--- Records that describe figures ---
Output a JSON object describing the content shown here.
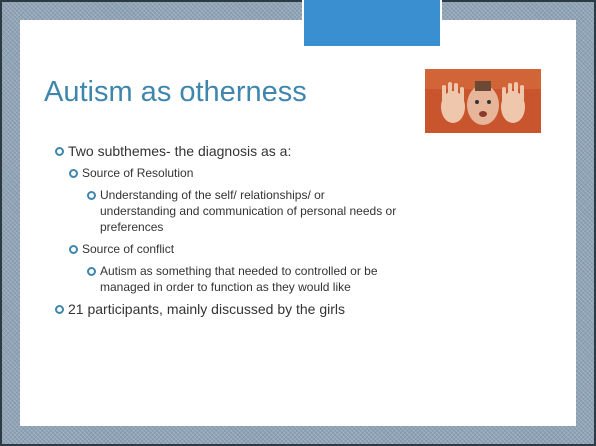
{
  "slide": {
    "title": "Autism as otherness",
    "bullets": [
      {
        "level": 0,
        "text": "Two subthemes- the diagnosis as a:"
      },
      {
        "level": 1,
        "text": "Source of Resolution"
      },
      {
        "level": 2,
        "text": "Understanding of the self/ relationships/ or understanding and communication of personal needs or preferences"
      },
      {
        "level": 1,
        "text": "Source  of conflict"
      },
      {
        "level": 2,
        "text": "Autism as something that needed to controlled or be managed in order to function as they would like"
      },
      {
        "level": 0,
        "text": "21 participants, mainly discussed by the girls"
      }
    ]
  }
}
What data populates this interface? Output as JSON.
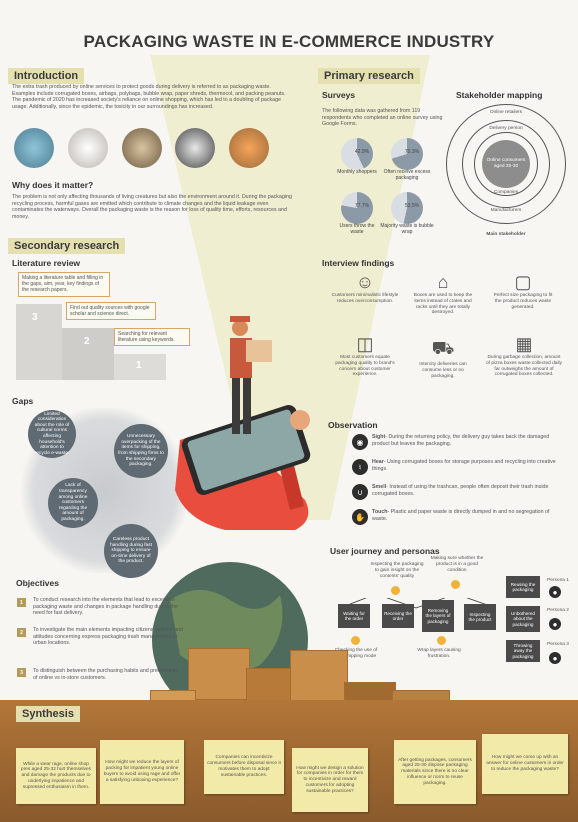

--- PROMPT ---
Transcribe the material exactly, keeping every word and none of the pictures.

--- WORKED ANSWER ---
Output a JSON object describing the content shown here.
{
  "slide": {
    "title": "Autism as otherness",
    "bullets": [
      {
        "level": 0,
        "text": "Two subthemes- the diagnosis as a:"
      },
      {
        "level": 1,
        "text": "Source of Resolution"
      },
      {
        "level": 2,
        "text": "Understanding of the self/ relationships/ or understanding and communication of personal needs or preferences"
      },
      {
        "level": 1,
        "text": "Source  of conflict"
      },
      {
        "level": 2,
        "text": "Autism as something that needed to controlled or be managed in order to function as they would like"
      },
      {
        "level": 0,
        "text": "21 participants, mainly discussed by the girls"
      }
    ]
  }
}
What data populates this interface? Output as JSON.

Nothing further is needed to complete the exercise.